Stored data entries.

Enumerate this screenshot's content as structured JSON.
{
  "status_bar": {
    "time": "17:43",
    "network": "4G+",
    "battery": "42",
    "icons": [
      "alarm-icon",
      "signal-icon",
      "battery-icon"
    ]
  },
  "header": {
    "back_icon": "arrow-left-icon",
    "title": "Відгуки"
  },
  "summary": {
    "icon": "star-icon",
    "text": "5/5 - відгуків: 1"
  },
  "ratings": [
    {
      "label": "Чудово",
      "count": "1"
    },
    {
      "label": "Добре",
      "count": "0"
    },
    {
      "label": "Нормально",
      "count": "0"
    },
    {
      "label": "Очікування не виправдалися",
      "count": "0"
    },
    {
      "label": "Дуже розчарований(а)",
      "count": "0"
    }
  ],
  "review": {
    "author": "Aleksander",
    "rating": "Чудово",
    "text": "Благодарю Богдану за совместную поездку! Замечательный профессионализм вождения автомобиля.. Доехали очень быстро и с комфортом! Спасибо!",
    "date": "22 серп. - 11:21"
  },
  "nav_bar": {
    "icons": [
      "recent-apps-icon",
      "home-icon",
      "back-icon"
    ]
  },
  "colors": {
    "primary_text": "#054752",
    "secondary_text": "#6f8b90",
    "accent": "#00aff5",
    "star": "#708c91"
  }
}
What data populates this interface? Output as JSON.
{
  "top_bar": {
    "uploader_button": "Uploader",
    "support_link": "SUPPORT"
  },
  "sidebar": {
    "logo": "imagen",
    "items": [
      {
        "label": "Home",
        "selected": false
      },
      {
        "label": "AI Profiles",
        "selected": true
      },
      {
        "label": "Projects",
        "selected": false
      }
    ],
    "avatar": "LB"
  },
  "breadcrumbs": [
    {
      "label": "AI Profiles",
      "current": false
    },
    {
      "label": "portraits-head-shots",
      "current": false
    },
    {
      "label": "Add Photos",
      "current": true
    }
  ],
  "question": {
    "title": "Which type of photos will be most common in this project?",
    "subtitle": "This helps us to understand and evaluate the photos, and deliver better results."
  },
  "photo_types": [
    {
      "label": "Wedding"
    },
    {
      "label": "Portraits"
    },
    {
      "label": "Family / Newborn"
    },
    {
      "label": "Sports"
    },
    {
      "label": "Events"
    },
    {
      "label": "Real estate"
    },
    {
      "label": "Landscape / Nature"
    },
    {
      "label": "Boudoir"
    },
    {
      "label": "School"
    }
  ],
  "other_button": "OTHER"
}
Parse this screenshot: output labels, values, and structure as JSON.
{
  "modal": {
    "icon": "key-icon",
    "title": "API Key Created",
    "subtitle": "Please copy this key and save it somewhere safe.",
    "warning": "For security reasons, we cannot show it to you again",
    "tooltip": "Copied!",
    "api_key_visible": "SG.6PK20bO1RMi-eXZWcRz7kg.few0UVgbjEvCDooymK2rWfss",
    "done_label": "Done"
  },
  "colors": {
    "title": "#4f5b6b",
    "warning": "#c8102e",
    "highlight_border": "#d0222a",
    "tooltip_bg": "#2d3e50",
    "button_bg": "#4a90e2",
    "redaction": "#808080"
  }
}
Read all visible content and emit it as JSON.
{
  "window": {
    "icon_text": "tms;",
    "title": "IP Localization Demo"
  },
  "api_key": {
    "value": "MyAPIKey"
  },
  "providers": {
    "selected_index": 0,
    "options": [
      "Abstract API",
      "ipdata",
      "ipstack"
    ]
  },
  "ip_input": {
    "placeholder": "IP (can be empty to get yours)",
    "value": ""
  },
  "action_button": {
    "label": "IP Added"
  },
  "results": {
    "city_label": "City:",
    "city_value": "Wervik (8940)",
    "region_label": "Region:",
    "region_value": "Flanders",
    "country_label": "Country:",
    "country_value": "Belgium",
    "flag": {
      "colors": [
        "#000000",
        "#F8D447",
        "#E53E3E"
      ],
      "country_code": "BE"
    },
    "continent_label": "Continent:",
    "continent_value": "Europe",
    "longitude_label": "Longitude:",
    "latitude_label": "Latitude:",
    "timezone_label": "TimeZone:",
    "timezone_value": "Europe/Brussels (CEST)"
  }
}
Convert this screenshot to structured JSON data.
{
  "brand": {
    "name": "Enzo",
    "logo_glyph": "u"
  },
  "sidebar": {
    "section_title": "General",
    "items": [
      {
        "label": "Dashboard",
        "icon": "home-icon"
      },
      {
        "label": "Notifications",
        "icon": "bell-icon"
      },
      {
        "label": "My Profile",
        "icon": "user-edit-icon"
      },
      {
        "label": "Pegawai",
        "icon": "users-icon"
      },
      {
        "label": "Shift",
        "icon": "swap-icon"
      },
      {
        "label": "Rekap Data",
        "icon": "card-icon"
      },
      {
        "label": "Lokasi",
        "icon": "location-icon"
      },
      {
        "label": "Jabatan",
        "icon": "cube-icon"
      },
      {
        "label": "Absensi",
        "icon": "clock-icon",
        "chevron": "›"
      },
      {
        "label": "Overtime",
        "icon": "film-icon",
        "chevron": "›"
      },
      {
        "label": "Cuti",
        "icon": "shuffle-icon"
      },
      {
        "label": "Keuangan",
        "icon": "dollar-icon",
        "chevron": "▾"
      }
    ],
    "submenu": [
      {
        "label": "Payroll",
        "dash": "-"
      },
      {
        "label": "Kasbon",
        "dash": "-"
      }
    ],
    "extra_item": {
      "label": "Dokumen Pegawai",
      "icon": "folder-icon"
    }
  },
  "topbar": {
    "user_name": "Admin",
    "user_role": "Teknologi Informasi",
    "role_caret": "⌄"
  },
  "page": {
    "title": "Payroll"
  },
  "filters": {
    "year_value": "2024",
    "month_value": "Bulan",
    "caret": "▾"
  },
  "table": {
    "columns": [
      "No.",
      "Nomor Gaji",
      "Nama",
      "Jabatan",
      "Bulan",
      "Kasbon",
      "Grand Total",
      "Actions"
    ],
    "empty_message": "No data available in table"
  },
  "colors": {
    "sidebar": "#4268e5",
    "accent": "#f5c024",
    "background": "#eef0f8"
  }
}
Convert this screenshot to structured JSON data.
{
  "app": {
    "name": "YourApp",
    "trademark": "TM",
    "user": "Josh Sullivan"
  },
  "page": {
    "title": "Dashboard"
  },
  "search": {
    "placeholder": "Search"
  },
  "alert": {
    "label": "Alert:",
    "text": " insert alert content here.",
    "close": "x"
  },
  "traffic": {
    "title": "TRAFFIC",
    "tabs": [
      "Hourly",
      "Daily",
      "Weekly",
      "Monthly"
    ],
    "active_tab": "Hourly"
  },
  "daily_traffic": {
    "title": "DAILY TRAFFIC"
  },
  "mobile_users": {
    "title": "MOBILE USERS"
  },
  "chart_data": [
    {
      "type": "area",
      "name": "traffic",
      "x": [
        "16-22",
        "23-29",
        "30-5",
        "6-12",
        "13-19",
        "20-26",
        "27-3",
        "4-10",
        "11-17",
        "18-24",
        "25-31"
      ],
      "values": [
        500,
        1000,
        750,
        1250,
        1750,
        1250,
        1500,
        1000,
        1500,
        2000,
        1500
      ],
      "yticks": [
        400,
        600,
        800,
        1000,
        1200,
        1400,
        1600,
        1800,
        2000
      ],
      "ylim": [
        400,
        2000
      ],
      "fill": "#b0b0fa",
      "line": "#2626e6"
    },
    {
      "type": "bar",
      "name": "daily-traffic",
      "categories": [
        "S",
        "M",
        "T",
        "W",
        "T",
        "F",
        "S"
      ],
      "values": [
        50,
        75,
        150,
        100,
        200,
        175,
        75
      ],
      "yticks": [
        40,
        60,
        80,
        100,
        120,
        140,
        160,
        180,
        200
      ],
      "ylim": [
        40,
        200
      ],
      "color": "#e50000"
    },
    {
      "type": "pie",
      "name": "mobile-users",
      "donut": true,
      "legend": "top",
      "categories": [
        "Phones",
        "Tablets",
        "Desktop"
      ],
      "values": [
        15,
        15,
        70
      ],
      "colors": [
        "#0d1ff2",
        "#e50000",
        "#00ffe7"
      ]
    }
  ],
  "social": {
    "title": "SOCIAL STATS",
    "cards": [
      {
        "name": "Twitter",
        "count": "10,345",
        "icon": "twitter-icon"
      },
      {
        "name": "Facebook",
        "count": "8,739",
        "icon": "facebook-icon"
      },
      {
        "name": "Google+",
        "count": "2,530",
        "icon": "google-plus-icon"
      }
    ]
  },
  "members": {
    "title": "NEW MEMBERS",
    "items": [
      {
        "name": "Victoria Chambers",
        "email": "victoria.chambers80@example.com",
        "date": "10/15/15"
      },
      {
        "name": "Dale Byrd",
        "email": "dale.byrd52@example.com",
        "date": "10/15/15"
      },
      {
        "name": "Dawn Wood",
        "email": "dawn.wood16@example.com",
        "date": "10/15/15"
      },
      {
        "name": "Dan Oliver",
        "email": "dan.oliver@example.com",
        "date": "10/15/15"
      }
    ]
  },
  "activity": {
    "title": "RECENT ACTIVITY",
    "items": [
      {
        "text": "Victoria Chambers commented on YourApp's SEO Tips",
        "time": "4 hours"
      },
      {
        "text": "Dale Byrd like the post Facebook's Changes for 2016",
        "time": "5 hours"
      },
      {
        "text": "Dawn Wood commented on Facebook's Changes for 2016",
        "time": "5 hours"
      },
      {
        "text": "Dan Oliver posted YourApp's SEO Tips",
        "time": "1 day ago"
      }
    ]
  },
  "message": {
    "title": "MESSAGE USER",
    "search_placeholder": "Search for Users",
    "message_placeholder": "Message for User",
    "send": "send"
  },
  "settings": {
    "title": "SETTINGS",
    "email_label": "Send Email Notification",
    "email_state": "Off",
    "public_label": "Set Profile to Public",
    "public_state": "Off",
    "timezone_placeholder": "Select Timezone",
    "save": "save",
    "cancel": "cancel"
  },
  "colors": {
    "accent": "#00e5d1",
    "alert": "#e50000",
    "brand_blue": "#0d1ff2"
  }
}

EXERCISE REQUIREMENTS. Of the lines above, how many contain the word "JSON"? Provide the number and nothing else.

COMPLETED TASK. 6